• **GIVEN INSTRUCTION**: Copy every line of the listing that holds the string "text".

• **Dataset items**:
▼▼▼

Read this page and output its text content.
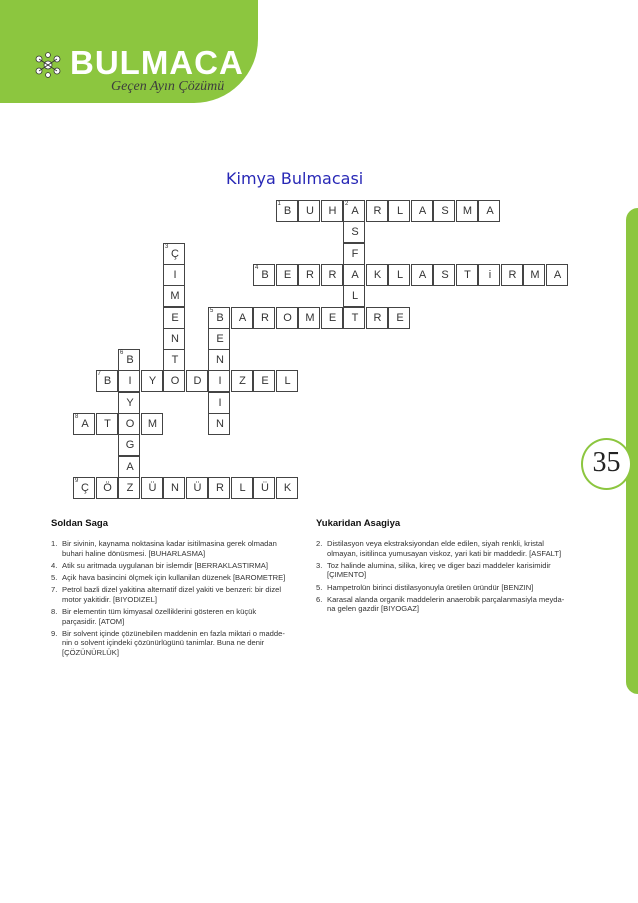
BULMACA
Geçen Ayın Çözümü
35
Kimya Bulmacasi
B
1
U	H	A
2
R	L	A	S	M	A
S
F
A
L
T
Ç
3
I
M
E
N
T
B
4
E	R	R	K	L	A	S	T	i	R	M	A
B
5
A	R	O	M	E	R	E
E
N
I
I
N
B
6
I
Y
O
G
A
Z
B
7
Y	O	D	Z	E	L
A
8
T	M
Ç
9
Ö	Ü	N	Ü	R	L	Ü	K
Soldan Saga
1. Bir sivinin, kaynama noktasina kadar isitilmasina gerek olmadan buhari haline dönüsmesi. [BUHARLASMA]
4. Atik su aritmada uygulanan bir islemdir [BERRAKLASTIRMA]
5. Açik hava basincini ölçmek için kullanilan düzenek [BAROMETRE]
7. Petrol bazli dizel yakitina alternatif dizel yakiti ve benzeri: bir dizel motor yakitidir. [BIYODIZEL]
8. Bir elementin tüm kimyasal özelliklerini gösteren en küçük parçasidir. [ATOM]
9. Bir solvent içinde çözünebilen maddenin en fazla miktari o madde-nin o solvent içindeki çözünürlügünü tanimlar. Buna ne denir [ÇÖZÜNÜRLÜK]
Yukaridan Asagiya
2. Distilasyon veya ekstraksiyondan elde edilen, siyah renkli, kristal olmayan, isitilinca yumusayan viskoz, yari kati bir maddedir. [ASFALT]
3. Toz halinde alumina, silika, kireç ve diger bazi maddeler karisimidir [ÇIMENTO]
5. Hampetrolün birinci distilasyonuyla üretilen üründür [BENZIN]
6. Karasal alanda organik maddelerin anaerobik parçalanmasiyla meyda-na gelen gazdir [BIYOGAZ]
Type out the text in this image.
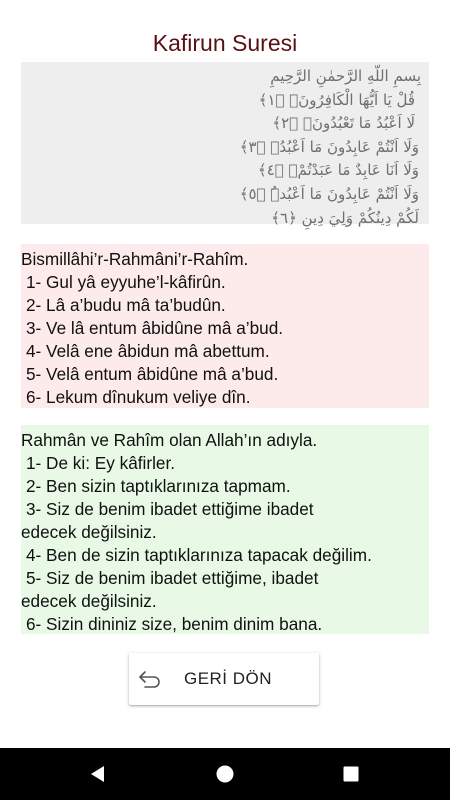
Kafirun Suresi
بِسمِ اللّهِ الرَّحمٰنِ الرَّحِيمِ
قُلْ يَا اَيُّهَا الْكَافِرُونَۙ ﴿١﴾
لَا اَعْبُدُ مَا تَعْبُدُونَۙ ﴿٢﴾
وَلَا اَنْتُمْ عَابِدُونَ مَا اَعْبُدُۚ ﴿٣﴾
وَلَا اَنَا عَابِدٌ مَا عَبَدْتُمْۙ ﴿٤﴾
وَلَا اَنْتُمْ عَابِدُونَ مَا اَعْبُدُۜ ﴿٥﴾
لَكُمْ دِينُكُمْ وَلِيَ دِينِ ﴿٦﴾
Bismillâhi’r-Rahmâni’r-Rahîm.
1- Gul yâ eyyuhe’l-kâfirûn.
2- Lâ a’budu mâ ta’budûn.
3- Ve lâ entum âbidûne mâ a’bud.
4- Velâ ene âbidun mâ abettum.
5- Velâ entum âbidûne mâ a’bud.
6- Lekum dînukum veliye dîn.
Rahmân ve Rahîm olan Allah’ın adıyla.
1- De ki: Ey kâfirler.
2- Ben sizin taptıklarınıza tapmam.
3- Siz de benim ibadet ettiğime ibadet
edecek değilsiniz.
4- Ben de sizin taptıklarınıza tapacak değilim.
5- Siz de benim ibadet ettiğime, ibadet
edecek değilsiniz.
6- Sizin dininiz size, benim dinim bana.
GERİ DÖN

▲▲▲

• **ANSWER TO THIS PROBLEM**:
Read this page and output its text content.
Type out the text in this image.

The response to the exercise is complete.